(Given records Opens)

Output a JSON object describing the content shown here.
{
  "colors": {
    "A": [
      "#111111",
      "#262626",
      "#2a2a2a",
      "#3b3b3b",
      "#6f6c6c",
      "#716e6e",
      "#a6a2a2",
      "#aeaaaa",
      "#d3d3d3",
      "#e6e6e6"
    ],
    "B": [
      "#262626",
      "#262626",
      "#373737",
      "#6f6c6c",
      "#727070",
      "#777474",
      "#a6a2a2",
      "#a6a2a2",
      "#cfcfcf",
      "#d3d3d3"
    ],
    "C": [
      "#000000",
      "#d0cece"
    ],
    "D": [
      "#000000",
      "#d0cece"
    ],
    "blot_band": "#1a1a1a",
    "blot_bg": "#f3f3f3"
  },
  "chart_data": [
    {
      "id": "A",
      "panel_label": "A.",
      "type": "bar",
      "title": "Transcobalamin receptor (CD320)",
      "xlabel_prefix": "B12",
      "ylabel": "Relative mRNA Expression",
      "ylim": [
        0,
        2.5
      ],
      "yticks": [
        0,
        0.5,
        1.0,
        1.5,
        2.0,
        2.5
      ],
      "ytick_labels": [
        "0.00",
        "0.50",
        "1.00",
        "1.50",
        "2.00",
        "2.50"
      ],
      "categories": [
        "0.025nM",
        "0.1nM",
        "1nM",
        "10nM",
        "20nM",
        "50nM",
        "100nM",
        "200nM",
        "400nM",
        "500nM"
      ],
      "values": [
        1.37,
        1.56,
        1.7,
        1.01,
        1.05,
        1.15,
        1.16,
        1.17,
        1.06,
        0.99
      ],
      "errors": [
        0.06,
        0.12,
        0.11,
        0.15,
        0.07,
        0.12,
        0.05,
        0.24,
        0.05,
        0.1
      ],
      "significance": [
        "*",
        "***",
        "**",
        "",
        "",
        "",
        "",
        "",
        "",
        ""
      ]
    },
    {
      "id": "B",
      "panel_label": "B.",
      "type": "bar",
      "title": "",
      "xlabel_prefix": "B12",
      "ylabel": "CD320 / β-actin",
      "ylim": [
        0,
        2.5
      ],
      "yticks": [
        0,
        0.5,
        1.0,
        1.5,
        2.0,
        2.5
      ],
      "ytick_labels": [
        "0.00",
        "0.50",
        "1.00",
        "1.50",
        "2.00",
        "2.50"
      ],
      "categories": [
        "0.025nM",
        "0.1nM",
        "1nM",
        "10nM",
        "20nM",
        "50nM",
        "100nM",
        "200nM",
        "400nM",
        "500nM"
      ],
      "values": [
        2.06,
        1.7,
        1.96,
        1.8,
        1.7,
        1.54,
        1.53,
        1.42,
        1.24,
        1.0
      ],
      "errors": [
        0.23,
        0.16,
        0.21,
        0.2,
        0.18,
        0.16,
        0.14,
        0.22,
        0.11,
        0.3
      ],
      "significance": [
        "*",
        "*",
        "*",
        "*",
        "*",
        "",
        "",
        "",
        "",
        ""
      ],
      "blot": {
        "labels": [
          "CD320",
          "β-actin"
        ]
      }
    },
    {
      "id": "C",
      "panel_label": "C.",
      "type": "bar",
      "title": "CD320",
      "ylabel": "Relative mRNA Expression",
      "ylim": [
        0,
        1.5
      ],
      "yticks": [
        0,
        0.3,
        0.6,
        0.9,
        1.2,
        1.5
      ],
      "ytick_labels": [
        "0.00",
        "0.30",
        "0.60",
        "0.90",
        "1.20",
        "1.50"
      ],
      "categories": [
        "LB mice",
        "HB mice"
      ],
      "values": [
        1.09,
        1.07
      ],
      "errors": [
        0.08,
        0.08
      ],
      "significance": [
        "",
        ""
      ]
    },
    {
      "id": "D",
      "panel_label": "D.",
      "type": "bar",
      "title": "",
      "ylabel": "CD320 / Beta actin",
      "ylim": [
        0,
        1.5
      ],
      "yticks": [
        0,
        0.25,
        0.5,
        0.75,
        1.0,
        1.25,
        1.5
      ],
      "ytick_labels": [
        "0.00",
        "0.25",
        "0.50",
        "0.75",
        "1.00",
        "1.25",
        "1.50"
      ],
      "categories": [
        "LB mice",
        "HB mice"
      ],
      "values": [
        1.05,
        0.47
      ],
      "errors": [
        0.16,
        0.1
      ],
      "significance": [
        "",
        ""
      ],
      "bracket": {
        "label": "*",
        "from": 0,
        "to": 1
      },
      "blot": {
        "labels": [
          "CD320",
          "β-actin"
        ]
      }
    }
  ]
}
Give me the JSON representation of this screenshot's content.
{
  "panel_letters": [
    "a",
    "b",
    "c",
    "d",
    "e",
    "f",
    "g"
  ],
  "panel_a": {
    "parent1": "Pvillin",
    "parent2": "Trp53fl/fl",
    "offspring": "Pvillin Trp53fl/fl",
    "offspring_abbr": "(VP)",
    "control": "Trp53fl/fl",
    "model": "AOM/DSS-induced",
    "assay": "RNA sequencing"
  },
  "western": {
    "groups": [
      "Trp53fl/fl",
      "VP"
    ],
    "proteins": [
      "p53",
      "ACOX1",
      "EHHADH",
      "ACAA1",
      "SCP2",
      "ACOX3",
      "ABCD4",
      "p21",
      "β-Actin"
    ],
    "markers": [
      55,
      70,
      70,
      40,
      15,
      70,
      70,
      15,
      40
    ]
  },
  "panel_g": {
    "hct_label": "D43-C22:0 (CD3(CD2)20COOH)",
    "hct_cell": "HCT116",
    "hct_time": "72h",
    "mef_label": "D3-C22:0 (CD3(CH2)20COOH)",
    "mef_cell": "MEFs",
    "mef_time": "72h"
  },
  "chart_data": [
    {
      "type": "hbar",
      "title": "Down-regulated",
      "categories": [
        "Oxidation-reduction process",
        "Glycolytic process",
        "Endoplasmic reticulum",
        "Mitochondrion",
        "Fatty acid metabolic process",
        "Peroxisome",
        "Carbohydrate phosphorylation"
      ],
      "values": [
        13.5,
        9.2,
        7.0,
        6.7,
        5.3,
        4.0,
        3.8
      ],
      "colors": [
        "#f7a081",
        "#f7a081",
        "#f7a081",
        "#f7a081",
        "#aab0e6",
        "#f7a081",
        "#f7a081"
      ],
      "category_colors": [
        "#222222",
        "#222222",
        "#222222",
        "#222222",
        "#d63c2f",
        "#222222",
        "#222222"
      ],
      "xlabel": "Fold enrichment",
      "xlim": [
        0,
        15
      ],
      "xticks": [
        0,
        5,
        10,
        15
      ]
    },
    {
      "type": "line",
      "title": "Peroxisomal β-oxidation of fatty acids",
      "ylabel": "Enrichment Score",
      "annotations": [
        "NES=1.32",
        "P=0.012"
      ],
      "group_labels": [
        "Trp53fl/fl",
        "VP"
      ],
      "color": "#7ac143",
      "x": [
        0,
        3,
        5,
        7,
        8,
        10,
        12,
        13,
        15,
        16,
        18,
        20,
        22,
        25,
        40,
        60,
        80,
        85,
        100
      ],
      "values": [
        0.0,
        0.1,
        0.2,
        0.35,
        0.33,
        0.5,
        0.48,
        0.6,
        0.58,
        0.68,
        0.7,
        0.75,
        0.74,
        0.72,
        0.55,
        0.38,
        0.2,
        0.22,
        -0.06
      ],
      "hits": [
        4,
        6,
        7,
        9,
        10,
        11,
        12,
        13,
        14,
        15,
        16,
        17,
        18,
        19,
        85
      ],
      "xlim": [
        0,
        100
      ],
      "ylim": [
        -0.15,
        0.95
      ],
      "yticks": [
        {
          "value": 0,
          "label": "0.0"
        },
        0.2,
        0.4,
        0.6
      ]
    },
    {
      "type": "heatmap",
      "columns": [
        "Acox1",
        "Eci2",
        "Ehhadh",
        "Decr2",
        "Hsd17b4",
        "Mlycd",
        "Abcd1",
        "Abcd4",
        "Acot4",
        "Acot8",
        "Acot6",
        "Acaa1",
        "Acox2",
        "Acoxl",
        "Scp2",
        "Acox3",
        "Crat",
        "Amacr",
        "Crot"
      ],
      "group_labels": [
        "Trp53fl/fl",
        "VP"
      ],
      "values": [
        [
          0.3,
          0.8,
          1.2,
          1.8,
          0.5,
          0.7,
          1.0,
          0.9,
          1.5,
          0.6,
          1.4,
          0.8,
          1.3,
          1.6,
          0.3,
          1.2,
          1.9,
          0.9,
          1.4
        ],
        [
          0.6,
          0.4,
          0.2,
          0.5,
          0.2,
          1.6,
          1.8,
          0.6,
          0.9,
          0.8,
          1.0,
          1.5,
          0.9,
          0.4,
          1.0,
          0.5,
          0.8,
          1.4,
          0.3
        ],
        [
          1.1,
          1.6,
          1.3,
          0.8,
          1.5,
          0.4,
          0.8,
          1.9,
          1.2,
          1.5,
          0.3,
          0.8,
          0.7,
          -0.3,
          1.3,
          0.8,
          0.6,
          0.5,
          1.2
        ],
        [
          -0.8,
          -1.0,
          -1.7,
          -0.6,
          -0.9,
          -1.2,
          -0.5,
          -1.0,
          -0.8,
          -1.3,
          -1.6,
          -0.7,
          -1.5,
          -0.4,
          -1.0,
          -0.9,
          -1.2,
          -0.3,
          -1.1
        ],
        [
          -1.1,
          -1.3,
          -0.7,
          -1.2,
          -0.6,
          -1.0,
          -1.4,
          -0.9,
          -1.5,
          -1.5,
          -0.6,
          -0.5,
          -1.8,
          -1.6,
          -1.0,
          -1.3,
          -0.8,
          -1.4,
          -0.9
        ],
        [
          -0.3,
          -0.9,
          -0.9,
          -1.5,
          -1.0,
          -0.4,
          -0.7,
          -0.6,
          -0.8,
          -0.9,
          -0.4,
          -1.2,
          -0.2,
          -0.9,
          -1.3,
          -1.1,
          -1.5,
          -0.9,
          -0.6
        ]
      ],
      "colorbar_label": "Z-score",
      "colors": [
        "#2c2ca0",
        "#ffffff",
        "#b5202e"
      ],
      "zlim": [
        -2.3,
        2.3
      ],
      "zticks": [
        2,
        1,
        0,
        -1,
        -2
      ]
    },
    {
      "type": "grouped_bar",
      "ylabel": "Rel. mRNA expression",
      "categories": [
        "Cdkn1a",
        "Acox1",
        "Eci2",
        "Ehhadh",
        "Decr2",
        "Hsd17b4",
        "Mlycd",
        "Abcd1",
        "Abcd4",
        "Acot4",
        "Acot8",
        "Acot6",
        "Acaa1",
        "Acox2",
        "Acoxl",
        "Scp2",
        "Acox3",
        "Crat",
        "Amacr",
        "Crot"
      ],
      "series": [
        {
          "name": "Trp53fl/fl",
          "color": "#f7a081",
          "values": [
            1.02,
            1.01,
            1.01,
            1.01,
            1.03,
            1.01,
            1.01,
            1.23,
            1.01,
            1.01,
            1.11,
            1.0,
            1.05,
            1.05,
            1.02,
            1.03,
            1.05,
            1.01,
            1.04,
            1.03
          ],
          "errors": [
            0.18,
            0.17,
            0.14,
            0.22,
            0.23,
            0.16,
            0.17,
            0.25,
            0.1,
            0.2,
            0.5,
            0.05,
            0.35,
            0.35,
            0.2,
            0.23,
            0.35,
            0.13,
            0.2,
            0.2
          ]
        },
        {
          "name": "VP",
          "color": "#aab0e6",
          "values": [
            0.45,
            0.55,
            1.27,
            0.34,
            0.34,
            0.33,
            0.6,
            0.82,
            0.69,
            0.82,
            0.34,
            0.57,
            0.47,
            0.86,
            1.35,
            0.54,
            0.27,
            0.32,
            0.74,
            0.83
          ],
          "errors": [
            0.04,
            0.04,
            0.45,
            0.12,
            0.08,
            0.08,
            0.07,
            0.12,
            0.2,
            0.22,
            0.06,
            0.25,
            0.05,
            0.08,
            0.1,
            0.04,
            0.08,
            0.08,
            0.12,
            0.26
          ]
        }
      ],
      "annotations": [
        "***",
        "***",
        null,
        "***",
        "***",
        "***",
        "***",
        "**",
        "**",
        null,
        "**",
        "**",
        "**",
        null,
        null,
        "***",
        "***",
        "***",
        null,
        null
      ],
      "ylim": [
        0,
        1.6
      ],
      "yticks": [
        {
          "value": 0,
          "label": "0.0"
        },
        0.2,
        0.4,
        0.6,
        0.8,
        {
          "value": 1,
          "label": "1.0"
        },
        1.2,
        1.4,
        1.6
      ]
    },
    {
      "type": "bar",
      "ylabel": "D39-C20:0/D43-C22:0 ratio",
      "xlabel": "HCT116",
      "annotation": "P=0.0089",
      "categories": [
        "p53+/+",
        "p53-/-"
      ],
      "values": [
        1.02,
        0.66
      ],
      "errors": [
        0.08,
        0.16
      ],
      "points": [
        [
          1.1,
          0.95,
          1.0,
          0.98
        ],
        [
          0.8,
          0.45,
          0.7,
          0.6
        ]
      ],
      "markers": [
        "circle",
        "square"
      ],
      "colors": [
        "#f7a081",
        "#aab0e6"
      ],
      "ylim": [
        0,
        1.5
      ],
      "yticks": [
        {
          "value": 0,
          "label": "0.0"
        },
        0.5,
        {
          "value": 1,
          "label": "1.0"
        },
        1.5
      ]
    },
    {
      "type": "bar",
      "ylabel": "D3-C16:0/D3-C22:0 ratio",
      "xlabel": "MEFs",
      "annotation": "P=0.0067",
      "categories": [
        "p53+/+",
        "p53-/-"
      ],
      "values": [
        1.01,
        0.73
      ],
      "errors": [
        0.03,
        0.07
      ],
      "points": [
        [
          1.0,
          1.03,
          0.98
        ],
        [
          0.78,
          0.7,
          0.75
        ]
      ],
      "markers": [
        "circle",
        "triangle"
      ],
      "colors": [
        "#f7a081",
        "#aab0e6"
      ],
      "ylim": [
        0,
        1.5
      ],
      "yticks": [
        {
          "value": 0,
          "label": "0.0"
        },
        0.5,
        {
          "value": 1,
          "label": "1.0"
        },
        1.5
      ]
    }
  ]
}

(Given records Closes)

#### Exercise brief
Whenever a line of the data includes "JSON", copy that line.

#### Solution to this task
Output a JSON object describing the content shown here.
Give me the JSON representation of this screenshot's content.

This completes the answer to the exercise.